(Entries from a dataset)
* * *
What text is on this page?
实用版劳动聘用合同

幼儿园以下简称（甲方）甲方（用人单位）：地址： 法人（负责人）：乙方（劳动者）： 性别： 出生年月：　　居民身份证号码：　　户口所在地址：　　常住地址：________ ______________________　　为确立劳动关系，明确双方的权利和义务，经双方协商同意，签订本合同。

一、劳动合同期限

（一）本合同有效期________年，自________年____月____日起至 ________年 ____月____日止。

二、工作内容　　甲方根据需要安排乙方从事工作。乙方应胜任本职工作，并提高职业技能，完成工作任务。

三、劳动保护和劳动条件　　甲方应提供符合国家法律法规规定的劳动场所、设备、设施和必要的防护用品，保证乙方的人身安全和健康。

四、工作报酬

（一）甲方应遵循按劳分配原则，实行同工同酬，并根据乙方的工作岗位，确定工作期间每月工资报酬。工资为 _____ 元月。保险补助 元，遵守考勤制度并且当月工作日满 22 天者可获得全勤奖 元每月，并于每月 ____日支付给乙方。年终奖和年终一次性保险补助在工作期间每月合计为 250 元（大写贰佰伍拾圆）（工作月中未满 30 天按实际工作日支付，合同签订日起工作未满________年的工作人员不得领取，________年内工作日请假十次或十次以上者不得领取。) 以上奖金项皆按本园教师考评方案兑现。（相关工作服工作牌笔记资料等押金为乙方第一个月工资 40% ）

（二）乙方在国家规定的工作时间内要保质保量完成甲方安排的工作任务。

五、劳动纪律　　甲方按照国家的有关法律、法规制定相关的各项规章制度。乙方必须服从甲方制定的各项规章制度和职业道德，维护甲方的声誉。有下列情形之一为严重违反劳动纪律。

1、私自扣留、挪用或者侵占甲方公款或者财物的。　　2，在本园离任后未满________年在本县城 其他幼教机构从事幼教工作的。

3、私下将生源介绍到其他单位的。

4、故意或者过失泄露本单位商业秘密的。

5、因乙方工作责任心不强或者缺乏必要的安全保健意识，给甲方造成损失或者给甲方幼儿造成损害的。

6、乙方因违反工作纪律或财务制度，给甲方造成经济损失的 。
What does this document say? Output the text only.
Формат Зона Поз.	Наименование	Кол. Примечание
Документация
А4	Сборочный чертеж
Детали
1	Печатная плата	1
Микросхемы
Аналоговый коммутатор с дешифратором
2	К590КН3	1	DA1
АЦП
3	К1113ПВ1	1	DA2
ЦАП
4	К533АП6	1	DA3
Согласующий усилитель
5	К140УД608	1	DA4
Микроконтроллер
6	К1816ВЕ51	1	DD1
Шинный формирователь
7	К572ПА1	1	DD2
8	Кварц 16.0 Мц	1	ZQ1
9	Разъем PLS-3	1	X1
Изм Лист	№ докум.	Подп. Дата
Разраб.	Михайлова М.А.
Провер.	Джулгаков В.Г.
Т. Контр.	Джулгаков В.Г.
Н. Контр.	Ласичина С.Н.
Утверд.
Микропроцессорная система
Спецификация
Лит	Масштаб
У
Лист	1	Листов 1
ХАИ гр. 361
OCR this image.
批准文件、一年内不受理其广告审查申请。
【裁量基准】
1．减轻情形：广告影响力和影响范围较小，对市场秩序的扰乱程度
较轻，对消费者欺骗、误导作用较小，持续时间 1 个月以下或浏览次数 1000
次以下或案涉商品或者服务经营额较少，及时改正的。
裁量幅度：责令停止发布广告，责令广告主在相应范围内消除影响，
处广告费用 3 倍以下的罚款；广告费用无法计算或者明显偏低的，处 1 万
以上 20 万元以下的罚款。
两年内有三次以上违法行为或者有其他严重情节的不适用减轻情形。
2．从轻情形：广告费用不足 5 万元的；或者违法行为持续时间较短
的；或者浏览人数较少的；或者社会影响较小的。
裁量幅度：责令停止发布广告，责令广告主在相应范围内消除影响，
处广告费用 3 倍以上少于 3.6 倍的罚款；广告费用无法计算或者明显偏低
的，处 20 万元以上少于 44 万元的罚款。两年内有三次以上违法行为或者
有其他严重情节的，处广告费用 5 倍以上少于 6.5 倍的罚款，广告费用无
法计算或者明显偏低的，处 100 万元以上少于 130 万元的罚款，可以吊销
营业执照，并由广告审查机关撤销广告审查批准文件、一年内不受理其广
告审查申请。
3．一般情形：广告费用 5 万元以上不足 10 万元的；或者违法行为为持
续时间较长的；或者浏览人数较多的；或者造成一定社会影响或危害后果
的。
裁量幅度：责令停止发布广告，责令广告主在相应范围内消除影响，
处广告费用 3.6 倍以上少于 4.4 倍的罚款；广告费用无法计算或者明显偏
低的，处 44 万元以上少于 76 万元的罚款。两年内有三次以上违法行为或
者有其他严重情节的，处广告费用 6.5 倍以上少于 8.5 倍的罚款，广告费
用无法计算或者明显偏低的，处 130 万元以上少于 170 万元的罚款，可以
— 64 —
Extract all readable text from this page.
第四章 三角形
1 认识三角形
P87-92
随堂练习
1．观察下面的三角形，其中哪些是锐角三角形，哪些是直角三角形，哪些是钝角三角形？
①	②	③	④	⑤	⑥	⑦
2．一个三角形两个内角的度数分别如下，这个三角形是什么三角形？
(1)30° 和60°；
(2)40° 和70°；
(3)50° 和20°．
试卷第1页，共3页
* * *
Set problem: Return every entry verbatim.

Response to this task:
What text is on this page?
实用版劳动聘用合同

幼儿园以下简称（甲方）甲方（用人单位）：地址： 法人（负责人）：乙方（劳动者）： 性别： 出生年月：　　居民身份证号码：　　户口所在地址：　　常住地址：________ ______________________　　为确立劳动关系，明确双方的权利和义务，经双方协商同意，签订本合同。

一、劳动合同期限

（一）本合同有效期________年，自________年____月____日起至 ________年 ____月____日止。

二、工作内容　　甲方根据需要安排乙方从事工作。乙方应胜任本职工作，并提高职业技能，完成工作任务。

三、劳动保护和劳动条件　　甲方应提供符合国家法律法规规定的劳动场所、设备、设施和必要的防护用品，保证乙方的人身安全和健康。

四、工作报酬

（一）甲方应遵循按劳分配原则，实行同工同酬，并根据乙方的工作岗位，确定工作期间每月工资报酬。工资为 _____ 元月。保险补助 元，遵守考勤制度并且当月工作日满 22 天者可获得全勤奖 元每月，并于每月 ____日支付给乙方。年终奖和年终一次性保险补助在工作期间每月合计为 250 元（大写贰佰伍拾圆）（工作月中未满 30 天按实际工作日支付，合同签订日起工作未满________年的工作人员不得领取，________年内工作日请假十次或十次以上者不得领取。) 以上奖金项皆按本园教师考评方案兑现。（相关工作服工作牌笔记资料等押金为乙方第一个月工资 40% ）

（二）乙方在国家规定的工作时间内要保质保量完成甲方安排的工作任务。

五、劳动纪律　　甲方按照国家的有关法律、法规制定相关的各项规章制度。乙方必须服从甲方制定的各项规章制度和职业道德，维护甲方的声誉。有下列情形之一为严重违反劳动纪律。

1、私自扣留、挪用或者侵占甲方公款或者财物的。　　2，在本园离任后未满________年在本县城 其他幼教机构从事幼教工作的。

3、私下将生源介绍到其他单位的。

4、故意或者过失泄露本单位商业秘密的。

5、因乙方工作责任心不强或者缺乏必要的安全保健意识，给甲方造成损失或者给甲方幼儿造成损害的。

6、乙方因违反工作纪律或财务制度，给甲方造成经济损失的 。
What does this document say? Output the text only.
Формат Зона Поз.	Наименование	Кол. Примечание
Документация
А4	Сборочный чертеж
Детали
1	Печатная плата	1
Микросхемы
Аналоговый коммутатор с дешифратором
2	К590КН3	1	DA1
АЦП
3	К1113ПВ1	1	DA2
ЦАП
4	К533АП6	1	DA3
Согласующий усилитель
5	К140УД608	1	DA4
Микроконтроллер
6	К1816ВЕ51	1	DD1
Шинный формирователь
7	К572ПА1	1	DD2
8	Кварц 16.0 Мц	1	ZQ1
9	Разъем PLS-3	1	X1
Изм Лист	№ докум.	Подп. Дата
Разраб.	Михайлова М.А.
Провер.	Джулгаков В.Г.
Т. Контр.	Джулгаков В.Г.
Н. Контр.	Ласичина С.Н.
Утверд.
Микропроцессорная система
Спецификация
Лит	Масштаб
У
Лист	1	Листов 1
ХАИ гр. 361
OCR this image.
批准文件、一年内不受理其广告审查申请。
【裁量基准】
1．减轻情形：广告影响力和影响范围较小，对市场秩序的扰乱程度
较轻，对消费者欺骗、误导作用较小，持续时间 1 个月以下或浏览次数 1000
次以下或案涉商品或者服务经营额较少，及时改正的。
裁量幅度：责令停止发布广告，责令广告主在相应范围内消除影响，
处广告费用 3 倍以下的罚款；广告费用无法计算或者明显偏低的，处 1 万
以上 20 万元以下的罚款。
两年内有三次以上违法行为或者有其他严重情节的不适用减轻情形。
2．从轻情形：广告费用不足 5 万元的；或者违法行为持续时间较短
的；或者浏览人数较少的；或者社会影响较小的。
裁量幅度：责令停止发布广告，责令广告主在相应范围内消除影响，
处广告费用 3 倍以上少于 3.6 倍的罚款；广告费用无法计算或者明显偏低
的，处 20 万元以上少于 44 万元的罚款。两年内有三次以上违法行为或者
有其他严重情节的，处广告费用 5 倍以上少于 6.5 倍的罚款，广告费用无
法计算或者明显偏低的，处 100 万元以上少于 130 万元的罚款，可以吊销
营业执照，并由广告审查机关撤销广告审查批准文件、一年内不受理其广
告审查申请。
3．一般情形：广告费用 5 万元以上不足 10 万元的；或者违法行为为持
续时间较长的；或者浏览人数较多的；或者造成一定社会影响或危害后果
的。
裁量幅度：责令停止发布广告，责令广告主在相应范围内消除影响，
处广告费用 3.6 倍以上少于 4.4 倍的罚款；广告费用无法计算或者明显偏
低的，处 44 万元以上少于 76 万元的罚款。两年内有三次以上违法行为或
者有其他严重情节的，处广告费用 6.5 倍以上少于 8.5 倍的罚款，广告费
用无法计算或者明显偏低的，处 130 万元以上少于 170 万元的罚款，可以
— 64 —
Extract all readable text from this page.
第四章 三角形
1 认识三角形
P87-92
随堂练习
1．观察下面的三角形，其中哪些是锐角三角形，哪些是直角三角形，哪些是钝角三角形？
①	②	③	④	⑤	⑥	⑦
2．一个三角形两个内角的度数分别如下，这个三角形是什么三角形？
(1)30° 和60°；
(2)40° 和70°；
(3)50° 和20°．
试卷第1页，共3页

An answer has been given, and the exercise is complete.